Copy the lines of the records below without any change, starting with the line that contains "x-tick-label: 0: [65, 349, 72, 362]" and going on through the line that contains "legend: Intersection Independent", including both.

'''

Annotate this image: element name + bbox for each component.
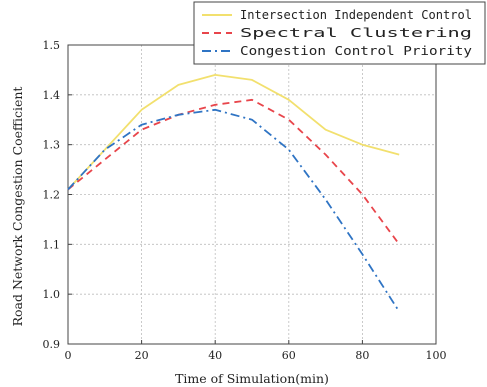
x-tick-label: 0: [65, 349, 72, 362]
series-lines: [67, 74, 400, 313]
series-line-2: [67, 98, 400, 245]
legend-box: [193, 1, 486, 65]
legend: Intersection Independent Control Spectral…: [193, 1, 486, 65]
x-axis-title: Time of Simulation(min): [175, 371, 329, 386]
x-tick-label: 80: [355, 349, 369, 362]
series-line-1: [67, 74, 400, 191]
y-tick-label: 0.9: [43, 338, 61, 351]
y-tick-label: 1.2: [43, 189, 61, 202]
legend-label-3: Congestion Control Priority: [240, 43, 473, 58]
x-tick-label: 20: [135, 349, 149, 362]
x-tick-label: 100: [426, 349, 447, 362]
grid-lines: [68, 45, 436, 344]
y-axis-title: Road Network Congestion Coefficient: [10, 87, 25, 327]
x-tick-label: 40: [208, 349, 222, 362]
x-tick-label: 60: [282, 349, 296, 362]
y-tick-label: 1.4: [43, 89, 61, 102]
y-tick-label: 1.5: [43, 39, 61, 52]
series-line-3: [67, 108, 400, 313]
y-tick-label: 1.3: [43, 139, 61, 152]
y-tick-label: 1.1: [43, 238, 61, 251]
axis-ticks: 0 20 40 60 80 100 0.9 1.0 1.1 1.2 1.3 1.4 1.5: [43, 39, 447, 362]
legend-label-2: Spectral Clustering: [240, 25, 472, 40]
legend-label-1: Intersection Independent Control: [240, 7, 472, 22]
y-tick-label: 1.0: [43, 288, 61, 301]
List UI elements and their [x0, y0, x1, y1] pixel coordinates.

'''

| Correct result |
x-tick-label: 0: [65, 349, 72, 362]
series-lines: [67, 74, 400, 313]
series-line-2: [67, 98, 400, 245]
legend-box: [193, 1, 486, 65]
legend: Intersection Independent Control Spectral…: [193, 1, 486, 65]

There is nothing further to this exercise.